[START]
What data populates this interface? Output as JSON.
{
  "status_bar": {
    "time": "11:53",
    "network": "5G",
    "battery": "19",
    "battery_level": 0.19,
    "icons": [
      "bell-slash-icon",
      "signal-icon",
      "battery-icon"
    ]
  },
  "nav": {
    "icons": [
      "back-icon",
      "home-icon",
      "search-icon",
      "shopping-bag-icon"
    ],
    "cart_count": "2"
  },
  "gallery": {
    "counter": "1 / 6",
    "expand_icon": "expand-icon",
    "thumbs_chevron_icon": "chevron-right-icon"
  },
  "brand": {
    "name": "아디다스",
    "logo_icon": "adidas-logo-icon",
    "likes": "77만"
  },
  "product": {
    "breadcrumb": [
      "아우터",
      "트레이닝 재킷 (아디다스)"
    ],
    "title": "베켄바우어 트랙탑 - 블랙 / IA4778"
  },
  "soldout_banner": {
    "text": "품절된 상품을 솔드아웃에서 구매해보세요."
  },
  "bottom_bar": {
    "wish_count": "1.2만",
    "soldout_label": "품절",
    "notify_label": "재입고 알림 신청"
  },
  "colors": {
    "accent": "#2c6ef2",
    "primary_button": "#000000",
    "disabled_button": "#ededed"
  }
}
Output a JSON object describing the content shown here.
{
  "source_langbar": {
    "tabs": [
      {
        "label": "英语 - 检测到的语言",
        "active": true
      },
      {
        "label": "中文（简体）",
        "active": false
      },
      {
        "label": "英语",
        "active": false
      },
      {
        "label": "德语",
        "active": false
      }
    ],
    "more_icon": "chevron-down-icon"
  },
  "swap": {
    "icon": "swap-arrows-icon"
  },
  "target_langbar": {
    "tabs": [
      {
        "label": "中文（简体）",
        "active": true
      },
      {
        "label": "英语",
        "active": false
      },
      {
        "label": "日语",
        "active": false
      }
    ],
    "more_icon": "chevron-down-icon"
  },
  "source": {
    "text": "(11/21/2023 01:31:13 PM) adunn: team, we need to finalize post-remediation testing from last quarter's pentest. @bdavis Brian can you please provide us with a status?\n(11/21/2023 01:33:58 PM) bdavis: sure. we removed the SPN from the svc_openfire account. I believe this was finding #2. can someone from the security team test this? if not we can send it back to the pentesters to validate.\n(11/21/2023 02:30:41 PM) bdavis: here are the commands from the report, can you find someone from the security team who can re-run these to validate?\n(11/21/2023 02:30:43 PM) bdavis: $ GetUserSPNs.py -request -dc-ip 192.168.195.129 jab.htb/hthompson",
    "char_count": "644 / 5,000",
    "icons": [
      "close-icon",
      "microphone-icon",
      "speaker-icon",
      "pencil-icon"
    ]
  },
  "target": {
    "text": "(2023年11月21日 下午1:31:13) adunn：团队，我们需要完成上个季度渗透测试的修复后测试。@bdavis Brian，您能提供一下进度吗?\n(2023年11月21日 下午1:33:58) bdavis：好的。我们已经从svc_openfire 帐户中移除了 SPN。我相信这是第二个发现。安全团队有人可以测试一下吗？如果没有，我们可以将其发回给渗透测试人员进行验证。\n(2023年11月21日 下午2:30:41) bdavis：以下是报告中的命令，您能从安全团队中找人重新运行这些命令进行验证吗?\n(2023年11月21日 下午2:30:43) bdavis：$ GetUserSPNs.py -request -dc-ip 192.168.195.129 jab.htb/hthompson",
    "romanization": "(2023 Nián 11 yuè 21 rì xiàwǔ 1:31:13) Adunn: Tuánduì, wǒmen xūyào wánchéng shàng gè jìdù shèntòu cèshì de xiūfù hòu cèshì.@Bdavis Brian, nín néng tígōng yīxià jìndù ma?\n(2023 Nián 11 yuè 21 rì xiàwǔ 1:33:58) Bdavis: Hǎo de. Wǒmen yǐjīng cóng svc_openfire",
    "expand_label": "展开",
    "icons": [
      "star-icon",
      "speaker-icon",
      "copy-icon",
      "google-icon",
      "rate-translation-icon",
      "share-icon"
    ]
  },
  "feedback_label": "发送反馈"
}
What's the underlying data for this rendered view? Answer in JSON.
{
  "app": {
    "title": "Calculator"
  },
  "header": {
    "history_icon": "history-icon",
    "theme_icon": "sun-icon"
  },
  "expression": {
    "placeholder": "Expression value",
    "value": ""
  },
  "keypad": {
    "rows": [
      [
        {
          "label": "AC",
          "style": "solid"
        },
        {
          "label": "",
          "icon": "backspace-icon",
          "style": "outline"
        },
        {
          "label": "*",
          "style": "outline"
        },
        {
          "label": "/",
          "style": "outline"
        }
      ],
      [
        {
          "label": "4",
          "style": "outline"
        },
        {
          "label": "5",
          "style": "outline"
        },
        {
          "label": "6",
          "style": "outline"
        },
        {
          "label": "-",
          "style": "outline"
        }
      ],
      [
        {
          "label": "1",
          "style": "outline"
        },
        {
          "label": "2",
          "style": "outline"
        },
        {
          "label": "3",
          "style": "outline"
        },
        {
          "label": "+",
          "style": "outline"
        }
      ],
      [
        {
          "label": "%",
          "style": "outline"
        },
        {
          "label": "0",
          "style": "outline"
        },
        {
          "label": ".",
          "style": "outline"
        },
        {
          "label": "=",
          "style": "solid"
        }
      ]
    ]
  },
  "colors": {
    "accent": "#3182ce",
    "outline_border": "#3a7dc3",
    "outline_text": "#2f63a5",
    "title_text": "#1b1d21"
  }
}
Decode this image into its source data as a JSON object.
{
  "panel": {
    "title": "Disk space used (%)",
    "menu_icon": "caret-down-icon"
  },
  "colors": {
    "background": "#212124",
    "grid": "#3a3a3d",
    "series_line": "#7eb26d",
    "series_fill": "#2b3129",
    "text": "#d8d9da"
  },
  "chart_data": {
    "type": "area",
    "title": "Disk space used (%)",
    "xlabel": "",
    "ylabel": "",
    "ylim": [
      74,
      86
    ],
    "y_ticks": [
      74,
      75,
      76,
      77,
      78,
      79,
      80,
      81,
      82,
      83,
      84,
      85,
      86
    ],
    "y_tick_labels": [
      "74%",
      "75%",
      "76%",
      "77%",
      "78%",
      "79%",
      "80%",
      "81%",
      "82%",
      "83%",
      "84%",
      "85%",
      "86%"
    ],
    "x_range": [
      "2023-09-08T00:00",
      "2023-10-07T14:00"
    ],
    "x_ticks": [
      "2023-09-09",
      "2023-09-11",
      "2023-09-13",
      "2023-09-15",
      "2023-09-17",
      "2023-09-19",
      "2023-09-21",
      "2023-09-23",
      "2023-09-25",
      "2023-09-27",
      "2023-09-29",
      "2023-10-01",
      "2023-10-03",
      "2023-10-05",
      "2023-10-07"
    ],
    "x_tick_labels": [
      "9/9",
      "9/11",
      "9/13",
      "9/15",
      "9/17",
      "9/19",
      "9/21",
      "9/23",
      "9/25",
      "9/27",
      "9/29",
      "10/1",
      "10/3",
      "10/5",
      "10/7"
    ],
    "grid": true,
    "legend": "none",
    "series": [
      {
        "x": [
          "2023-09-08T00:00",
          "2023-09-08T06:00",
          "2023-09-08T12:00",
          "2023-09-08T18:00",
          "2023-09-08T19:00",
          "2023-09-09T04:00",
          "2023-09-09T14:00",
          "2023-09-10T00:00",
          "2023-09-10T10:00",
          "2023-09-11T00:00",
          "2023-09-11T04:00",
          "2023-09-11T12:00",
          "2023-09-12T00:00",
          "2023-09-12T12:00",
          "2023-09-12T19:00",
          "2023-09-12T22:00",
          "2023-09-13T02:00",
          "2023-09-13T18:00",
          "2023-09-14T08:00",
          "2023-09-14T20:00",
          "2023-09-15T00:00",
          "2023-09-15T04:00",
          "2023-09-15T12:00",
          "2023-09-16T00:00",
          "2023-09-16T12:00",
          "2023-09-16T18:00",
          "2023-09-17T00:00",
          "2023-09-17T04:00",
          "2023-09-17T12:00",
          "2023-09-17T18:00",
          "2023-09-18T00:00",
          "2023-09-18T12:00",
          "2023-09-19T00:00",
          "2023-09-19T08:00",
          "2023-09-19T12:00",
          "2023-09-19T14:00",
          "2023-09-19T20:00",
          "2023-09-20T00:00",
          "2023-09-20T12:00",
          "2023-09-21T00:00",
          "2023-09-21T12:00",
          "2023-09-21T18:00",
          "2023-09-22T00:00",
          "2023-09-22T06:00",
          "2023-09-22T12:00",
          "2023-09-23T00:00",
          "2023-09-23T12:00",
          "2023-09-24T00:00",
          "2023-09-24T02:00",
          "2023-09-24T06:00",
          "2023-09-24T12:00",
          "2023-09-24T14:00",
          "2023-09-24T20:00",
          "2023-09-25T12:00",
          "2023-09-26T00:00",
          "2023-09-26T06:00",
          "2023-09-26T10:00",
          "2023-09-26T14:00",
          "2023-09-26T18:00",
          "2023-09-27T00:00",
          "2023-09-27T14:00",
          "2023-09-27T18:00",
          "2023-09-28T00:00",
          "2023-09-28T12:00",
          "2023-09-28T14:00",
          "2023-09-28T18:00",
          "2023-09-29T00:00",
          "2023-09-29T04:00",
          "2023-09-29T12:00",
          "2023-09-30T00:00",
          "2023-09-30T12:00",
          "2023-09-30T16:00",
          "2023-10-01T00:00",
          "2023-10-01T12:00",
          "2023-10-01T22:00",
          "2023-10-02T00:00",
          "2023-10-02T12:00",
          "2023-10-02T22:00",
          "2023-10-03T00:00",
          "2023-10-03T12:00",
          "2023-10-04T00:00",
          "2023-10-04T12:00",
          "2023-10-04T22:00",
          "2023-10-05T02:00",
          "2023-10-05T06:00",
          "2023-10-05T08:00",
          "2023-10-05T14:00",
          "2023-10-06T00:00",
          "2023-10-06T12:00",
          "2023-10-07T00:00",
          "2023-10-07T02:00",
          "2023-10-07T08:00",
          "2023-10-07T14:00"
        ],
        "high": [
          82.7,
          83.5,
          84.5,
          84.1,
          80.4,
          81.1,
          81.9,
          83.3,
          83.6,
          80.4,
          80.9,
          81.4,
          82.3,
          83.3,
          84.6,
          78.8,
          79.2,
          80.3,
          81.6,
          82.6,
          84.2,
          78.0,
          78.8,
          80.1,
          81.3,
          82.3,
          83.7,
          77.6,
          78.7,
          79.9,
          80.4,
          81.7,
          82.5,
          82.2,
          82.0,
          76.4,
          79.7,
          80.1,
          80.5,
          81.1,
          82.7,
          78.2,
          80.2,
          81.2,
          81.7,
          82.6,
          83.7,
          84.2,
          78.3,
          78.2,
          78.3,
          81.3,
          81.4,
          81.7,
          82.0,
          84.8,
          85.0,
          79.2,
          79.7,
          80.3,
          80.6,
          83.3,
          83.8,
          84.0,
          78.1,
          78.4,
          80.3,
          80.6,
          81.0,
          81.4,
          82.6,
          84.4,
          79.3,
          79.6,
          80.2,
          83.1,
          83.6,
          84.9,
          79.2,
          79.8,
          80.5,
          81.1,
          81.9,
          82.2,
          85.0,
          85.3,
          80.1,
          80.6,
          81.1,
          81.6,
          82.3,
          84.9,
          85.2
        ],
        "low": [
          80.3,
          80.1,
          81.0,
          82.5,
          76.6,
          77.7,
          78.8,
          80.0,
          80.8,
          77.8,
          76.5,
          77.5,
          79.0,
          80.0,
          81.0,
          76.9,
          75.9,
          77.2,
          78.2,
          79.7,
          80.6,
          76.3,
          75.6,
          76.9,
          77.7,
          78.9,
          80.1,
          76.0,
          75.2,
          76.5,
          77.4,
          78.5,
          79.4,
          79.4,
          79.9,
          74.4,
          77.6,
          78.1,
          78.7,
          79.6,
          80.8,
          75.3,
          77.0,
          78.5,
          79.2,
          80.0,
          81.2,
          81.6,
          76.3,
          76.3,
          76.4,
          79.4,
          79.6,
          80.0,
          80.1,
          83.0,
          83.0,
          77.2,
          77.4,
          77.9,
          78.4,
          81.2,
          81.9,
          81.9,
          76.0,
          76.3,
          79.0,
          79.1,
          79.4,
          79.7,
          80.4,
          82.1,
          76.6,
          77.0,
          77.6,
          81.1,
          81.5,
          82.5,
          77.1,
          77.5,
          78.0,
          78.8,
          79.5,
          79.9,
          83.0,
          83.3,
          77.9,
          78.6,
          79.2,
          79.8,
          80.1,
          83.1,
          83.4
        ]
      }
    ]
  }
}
[END]
## Given instruction
Each line that holds the word "GetUserSPNs" should be extracted from the records.

## Solution below
    "text": "(11/21/2023 01:31:13 PM) adunn: team, we need to finalize post-remediation testing from last quarter's pentest. @bdavis Brian can you please provide us with a status?\n(11/21/2023 01:33:58 PM) bdavis: sure. we removed the SPN from the svc_openfire account. I believe this was finding #2. can someone from the security team test this? if not we can send it back to the pentesters to validate.\n(11/21/2023 02:30:41 PM) bdavis: here are the commands from the report, can you find someone from the security team who can re-run these to validate?\n(11/21/2023 02:30:43 PM) bdavis: $ GetUserSPNs.py -request -dc-ip 192.168.195.129 jab.htb/hthompson",
    "text": "(2023年11月21日 下午1:31:13) adunn：团队，我们需要完成上个季度渗透测试的修复后测试。@bdavis Brian，您能提供一下进度吗?\n(2023年11月21日 下午1:33:58) bdavis：好的。我们已经从svc_openfire 帐户中移除了 SPN。我相信这是第二个发现。安全团队有人可以测试一下吗？如果没有，我们可以将其发回给渗透测试人员进行验证。\n(2023年11月21日 下午2:30:41) bdavis：以下是报告中的命令，您能从安全团队中找人重新运行这些命令进行验证吗?\n(2023年11月21日 下午2:30:43) bdavis：$ GetUserSPNs.py -request -dc-ip 192.168.195.129 jab.htb/hthompson",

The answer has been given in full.